Start Data supplied

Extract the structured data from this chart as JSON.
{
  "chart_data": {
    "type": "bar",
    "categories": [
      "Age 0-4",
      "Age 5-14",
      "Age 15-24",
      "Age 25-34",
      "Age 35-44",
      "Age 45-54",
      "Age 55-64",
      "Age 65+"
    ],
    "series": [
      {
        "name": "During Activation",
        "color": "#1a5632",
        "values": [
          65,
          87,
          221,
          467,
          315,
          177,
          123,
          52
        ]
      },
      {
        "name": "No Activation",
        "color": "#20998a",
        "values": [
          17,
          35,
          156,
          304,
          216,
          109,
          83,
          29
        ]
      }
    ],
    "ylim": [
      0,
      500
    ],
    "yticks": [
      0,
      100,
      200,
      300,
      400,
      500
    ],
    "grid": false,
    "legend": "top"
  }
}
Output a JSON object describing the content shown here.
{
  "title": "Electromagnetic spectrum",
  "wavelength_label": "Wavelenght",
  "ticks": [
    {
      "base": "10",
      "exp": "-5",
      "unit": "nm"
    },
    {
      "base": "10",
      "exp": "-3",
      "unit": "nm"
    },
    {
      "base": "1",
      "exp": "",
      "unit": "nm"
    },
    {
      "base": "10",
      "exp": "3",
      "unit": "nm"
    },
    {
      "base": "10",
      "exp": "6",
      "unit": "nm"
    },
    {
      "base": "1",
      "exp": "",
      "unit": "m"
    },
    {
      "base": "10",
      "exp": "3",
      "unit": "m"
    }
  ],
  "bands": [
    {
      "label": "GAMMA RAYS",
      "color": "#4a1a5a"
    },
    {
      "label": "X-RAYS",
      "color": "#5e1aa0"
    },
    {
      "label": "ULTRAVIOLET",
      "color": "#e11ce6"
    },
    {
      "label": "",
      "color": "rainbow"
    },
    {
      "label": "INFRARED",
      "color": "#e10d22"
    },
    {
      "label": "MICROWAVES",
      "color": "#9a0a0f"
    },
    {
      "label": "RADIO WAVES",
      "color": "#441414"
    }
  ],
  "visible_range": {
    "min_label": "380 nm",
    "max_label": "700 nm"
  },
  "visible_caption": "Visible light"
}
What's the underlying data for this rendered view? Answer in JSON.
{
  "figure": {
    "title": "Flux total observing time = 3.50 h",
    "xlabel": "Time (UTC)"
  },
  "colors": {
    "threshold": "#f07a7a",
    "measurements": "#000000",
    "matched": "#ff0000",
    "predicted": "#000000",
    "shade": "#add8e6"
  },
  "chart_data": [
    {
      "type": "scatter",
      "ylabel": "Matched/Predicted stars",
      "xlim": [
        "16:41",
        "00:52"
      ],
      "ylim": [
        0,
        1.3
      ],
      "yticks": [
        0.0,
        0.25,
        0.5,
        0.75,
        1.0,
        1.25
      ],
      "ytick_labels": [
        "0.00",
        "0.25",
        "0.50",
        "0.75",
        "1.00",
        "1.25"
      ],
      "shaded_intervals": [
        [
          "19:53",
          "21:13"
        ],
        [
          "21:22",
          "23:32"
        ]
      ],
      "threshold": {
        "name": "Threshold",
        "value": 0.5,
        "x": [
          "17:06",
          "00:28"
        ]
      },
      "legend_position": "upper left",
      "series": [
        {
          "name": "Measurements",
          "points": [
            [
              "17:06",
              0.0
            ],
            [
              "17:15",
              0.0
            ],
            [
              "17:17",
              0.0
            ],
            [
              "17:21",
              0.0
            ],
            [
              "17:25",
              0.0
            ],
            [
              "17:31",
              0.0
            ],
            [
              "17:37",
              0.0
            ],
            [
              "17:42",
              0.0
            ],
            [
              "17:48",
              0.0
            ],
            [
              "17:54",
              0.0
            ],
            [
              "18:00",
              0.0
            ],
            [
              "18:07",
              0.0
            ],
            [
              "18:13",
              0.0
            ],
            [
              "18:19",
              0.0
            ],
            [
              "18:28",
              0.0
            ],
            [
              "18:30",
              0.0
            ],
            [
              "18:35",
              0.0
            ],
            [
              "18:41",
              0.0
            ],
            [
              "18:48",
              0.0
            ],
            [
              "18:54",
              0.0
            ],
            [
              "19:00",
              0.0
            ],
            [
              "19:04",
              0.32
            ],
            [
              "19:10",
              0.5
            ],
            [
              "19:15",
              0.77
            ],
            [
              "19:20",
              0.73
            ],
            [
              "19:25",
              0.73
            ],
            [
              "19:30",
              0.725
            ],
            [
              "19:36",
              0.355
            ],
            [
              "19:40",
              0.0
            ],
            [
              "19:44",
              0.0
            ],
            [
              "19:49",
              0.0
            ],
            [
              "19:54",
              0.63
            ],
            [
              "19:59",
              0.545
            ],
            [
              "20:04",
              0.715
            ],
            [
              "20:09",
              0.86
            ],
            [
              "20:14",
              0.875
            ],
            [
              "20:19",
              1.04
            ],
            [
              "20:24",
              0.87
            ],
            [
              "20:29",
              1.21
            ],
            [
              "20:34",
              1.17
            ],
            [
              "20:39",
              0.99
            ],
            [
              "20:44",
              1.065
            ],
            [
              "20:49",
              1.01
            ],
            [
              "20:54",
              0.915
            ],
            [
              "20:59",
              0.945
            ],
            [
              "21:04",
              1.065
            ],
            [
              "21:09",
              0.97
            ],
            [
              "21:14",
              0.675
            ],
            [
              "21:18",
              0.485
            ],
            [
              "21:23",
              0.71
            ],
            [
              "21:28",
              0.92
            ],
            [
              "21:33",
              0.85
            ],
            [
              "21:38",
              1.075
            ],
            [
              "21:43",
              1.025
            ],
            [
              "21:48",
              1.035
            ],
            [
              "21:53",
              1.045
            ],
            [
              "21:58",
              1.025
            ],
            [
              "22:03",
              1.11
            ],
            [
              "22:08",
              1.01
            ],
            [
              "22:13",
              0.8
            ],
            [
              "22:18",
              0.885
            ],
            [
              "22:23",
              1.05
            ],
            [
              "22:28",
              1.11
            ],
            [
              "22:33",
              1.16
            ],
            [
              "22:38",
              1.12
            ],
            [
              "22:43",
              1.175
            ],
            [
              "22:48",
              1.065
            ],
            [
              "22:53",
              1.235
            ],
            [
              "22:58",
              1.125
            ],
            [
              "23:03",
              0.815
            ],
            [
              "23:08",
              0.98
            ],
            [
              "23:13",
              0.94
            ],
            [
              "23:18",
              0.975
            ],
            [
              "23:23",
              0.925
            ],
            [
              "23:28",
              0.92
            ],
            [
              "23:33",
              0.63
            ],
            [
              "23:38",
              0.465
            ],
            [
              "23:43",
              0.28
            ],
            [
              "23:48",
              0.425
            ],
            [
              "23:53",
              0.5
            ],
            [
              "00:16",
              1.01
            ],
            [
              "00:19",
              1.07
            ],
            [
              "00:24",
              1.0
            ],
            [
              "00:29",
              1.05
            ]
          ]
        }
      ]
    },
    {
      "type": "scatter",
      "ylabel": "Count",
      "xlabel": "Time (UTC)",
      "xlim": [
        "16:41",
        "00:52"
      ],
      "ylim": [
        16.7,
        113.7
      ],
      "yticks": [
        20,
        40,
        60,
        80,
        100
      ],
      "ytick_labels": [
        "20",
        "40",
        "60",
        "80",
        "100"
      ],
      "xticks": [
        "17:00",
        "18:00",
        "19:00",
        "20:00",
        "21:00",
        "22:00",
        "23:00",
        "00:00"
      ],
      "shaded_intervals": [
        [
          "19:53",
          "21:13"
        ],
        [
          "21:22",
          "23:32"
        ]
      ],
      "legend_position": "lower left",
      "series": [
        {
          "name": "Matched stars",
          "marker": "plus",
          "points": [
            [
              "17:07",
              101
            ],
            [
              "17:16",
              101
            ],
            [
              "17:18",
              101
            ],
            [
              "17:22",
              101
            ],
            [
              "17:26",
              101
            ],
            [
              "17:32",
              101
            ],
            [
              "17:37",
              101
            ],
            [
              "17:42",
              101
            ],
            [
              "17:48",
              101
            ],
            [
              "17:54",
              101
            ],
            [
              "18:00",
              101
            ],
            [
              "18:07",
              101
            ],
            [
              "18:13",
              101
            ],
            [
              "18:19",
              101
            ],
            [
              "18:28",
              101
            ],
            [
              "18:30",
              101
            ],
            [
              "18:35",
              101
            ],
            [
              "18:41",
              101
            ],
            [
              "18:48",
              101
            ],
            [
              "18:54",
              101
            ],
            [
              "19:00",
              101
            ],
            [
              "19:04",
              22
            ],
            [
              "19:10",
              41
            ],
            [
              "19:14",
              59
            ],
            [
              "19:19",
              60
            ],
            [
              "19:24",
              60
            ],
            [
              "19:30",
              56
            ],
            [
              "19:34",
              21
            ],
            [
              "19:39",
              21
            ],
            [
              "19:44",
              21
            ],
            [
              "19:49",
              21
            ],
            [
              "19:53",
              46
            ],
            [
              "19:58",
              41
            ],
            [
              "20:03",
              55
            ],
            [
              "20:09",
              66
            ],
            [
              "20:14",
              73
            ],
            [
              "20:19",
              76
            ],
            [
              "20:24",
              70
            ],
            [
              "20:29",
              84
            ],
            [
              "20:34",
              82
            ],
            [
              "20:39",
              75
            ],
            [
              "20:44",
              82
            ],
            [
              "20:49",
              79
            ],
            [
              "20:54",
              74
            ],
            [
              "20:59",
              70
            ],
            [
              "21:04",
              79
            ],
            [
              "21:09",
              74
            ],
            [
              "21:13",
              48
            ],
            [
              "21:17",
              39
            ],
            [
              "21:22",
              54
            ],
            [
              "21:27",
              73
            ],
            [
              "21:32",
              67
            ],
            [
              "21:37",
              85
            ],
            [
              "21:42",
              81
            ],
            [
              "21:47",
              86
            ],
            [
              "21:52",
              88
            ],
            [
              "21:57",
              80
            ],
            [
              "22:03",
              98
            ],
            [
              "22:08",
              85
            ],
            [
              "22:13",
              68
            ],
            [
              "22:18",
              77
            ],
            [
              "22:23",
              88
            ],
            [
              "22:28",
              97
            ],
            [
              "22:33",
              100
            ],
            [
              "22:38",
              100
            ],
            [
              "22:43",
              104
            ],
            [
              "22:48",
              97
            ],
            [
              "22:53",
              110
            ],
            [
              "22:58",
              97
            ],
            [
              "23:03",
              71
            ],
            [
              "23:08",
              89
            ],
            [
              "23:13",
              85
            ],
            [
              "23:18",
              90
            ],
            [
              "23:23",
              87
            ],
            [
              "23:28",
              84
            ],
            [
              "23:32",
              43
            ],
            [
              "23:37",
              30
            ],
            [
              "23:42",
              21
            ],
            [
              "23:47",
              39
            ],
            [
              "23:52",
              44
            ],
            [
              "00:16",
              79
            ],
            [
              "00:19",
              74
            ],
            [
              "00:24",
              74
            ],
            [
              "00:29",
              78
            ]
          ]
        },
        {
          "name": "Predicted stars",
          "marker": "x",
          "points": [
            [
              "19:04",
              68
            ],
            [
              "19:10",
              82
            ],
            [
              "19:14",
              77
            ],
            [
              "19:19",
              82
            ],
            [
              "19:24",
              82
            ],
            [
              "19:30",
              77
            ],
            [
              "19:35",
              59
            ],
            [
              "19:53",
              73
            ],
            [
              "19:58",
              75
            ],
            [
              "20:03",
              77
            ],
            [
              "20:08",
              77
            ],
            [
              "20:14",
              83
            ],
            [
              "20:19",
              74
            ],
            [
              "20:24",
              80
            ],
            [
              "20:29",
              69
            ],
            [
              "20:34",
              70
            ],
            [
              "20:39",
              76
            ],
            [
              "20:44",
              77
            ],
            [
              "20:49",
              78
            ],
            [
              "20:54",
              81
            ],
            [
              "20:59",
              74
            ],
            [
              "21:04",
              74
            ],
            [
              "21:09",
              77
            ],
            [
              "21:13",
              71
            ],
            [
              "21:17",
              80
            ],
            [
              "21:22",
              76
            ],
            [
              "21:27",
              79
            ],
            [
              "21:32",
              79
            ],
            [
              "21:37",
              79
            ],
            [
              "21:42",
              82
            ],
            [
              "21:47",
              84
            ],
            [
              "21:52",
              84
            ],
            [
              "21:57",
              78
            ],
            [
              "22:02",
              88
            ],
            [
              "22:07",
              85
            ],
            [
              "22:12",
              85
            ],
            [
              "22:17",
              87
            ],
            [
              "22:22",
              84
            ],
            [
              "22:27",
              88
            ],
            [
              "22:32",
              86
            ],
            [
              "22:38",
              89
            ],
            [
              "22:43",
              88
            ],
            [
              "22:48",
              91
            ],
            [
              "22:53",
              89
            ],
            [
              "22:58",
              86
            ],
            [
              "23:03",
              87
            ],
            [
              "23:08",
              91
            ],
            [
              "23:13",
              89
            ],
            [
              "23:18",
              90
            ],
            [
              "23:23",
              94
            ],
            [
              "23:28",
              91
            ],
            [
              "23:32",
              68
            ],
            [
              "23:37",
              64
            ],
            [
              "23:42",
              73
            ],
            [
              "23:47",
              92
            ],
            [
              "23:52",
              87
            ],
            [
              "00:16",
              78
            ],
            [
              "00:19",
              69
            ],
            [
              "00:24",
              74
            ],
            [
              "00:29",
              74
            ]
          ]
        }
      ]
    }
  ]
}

End Data supplied

Only a number is needed: how many lines of the material above contain "JSON"?

3